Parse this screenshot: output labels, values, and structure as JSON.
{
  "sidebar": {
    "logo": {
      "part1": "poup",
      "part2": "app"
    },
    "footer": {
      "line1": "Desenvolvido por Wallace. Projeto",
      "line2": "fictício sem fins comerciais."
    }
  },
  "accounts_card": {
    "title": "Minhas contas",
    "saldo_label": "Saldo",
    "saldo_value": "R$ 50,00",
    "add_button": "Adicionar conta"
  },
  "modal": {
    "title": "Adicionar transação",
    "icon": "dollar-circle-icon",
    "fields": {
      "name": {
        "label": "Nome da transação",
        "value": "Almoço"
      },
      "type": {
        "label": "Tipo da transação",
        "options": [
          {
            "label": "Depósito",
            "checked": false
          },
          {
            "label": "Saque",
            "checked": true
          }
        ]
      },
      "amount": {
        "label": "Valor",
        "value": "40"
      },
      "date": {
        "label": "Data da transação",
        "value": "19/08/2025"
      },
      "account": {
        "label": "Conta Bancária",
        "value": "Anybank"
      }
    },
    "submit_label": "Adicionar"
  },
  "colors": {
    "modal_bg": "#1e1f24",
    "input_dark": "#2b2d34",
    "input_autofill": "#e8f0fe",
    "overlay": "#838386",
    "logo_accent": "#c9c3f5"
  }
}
============
GOAL: Can you reproduce all the material exactly?

TASK ANSWER:
Parse this screenshot: output labels, values, and structure as JSON.
{
  "sidebar": {
    "logo": {
      "part1": "poup",
      "part2": "app"
    },
    "footer": {
      "line1": "Desenvolvido por Wallace. Projeto",
      "line2": "fictício sem fins comerciais."
    }
  },
  "accounts_card": {
    "title": "Minhas contas",
    "saldo_label": "Saldo",
    "saldo_value": "R$ 50,00",
    "add_button": "Adicionar conta"
  },
  "modal": {
    "title": "Adicionar transação",
    "icon": "dollar-circle-icon",
    "fields": {
      "name": {
        "label": "Nome da transação",
        "value": "Almoço"
      },
      "type": {
        "label": "Tipo da transação",
        "options": [
          {
            "label": "Depósito",
            "checked": false
          },
          {
            "label": "Saque",
            "checked": true
          }
        ]
      },
      "amount": {
        "label": "Valor",
        "value": "40"
      },
      "date": {
        "label": "Data da transação",
        "value": "19/08/2025"
      },
      "account": {
        "label": "Conta Bancária",
        "value": "Anybank"
      }
    },
    "submit_label": "Adicionar"
  },
  "colors": {
    "modal_bg": "#1e1f24",
    "input_dark": "#2b2d34",
    "input_autofill": "#e8f0fe",
    "overlay": "#838386",
    "logo_accent": "#c9c3f5"
  }
}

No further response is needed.